=== Work to complete ===
List each line of the data that holds the string "Rosters".

=== Data to process ===
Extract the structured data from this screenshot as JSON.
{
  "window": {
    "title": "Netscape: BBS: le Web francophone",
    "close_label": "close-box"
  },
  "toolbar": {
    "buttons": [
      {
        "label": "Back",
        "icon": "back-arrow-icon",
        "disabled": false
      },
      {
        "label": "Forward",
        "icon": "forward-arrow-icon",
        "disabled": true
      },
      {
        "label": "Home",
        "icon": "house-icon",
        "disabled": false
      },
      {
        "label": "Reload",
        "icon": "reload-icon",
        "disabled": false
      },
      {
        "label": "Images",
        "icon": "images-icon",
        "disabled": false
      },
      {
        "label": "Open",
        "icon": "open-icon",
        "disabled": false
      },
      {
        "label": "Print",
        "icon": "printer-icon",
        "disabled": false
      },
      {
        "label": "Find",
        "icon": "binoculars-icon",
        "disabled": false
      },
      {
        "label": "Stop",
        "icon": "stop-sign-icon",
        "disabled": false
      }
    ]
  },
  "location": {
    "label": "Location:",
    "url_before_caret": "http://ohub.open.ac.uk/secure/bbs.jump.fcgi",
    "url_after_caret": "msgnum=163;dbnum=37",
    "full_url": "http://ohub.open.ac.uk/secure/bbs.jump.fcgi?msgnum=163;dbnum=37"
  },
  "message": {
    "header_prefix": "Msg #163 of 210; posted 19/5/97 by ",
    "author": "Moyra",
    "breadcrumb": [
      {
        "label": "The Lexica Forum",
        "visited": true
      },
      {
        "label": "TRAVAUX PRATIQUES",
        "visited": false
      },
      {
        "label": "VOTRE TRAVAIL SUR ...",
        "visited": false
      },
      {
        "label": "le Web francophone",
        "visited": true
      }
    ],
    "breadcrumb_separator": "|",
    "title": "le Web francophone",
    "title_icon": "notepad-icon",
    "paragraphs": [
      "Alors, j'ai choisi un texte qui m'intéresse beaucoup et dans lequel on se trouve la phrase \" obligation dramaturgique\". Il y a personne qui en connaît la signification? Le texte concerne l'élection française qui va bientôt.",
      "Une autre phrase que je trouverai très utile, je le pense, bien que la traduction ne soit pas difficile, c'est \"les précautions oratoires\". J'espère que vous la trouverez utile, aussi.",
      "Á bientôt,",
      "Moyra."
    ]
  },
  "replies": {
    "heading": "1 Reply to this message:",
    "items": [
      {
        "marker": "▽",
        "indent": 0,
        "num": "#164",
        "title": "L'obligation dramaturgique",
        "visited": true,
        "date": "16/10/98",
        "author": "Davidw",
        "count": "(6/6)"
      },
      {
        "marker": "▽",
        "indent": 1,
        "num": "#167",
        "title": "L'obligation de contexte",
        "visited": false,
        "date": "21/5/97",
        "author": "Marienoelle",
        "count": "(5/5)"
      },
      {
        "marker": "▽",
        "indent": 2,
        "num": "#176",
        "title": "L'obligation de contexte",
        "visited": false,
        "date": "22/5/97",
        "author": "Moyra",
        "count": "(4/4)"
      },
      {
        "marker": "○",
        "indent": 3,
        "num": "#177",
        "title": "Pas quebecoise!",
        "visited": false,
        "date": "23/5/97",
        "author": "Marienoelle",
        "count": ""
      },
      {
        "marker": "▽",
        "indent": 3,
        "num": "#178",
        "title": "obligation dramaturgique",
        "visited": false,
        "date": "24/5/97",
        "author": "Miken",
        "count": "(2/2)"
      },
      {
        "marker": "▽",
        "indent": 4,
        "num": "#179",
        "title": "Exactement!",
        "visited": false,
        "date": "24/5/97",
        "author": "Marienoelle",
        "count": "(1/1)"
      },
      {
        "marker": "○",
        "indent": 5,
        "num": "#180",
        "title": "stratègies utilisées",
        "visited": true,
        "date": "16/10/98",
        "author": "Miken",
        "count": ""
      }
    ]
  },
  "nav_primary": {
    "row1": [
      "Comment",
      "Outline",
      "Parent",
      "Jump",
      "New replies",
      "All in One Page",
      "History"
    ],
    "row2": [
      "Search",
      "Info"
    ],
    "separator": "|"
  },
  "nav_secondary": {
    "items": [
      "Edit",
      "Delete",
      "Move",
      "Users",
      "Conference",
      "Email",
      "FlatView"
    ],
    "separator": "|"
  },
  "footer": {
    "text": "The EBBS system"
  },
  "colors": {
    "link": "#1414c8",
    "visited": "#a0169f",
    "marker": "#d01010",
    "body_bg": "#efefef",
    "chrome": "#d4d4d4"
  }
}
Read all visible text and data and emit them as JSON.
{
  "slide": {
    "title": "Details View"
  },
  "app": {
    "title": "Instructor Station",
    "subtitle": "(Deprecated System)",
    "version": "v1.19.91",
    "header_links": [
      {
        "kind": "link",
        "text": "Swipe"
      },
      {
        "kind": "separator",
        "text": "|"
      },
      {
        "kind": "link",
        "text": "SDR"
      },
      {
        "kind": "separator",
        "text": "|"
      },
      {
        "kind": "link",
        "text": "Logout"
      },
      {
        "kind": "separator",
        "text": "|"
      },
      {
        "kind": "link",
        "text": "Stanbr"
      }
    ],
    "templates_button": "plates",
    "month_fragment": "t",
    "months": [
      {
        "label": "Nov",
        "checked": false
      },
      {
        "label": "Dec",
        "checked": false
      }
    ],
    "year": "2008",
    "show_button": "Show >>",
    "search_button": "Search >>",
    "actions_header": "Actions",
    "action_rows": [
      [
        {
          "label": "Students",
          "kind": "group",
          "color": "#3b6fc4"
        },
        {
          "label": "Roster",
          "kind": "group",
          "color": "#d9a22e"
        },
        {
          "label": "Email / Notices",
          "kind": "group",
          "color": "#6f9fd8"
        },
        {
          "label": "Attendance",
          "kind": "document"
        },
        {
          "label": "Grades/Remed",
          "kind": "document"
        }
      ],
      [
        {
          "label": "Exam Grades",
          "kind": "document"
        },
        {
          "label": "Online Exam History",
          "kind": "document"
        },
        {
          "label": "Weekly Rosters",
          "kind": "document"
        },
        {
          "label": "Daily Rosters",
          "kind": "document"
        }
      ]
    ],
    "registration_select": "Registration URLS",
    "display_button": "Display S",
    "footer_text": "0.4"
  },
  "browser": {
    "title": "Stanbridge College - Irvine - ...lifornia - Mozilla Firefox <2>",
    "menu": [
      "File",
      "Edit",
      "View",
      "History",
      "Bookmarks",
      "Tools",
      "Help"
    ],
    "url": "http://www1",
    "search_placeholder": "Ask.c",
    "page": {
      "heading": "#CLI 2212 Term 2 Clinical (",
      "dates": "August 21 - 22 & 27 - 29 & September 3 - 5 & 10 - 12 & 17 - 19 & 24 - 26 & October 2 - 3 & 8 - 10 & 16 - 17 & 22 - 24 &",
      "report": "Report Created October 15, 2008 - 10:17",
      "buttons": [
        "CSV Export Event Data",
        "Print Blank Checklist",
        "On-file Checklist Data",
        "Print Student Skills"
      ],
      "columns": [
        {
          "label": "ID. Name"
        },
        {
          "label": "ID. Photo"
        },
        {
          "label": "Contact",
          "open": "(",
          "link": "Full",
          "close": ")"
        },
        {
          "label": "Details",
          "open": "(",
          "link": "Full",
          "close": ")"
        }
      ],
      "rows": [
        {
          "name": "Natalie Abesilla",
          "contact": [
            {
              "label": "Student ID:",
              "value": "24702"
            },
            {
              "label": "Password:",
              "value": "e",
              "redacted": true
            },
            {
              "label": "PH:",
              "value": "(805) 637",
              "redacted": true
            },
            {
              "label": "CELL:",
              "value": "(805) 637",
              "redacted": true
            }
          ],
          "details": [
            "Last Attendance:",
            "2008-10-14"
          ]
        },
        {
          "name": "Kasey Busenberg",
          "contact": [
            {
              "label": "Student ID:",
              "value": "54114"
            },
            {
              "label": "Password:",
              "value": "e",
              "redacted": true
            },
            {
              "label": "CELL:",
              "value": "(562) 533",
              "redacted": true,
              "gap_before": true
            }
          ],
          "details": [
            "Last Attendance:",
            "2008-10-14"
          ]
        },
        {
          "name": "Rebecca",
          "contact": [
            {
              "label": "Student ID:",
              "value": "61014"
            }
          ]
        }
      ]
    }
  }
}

=== Task response ===
          "label": "Weekly Rosters",
          "label": "Daily Rosters",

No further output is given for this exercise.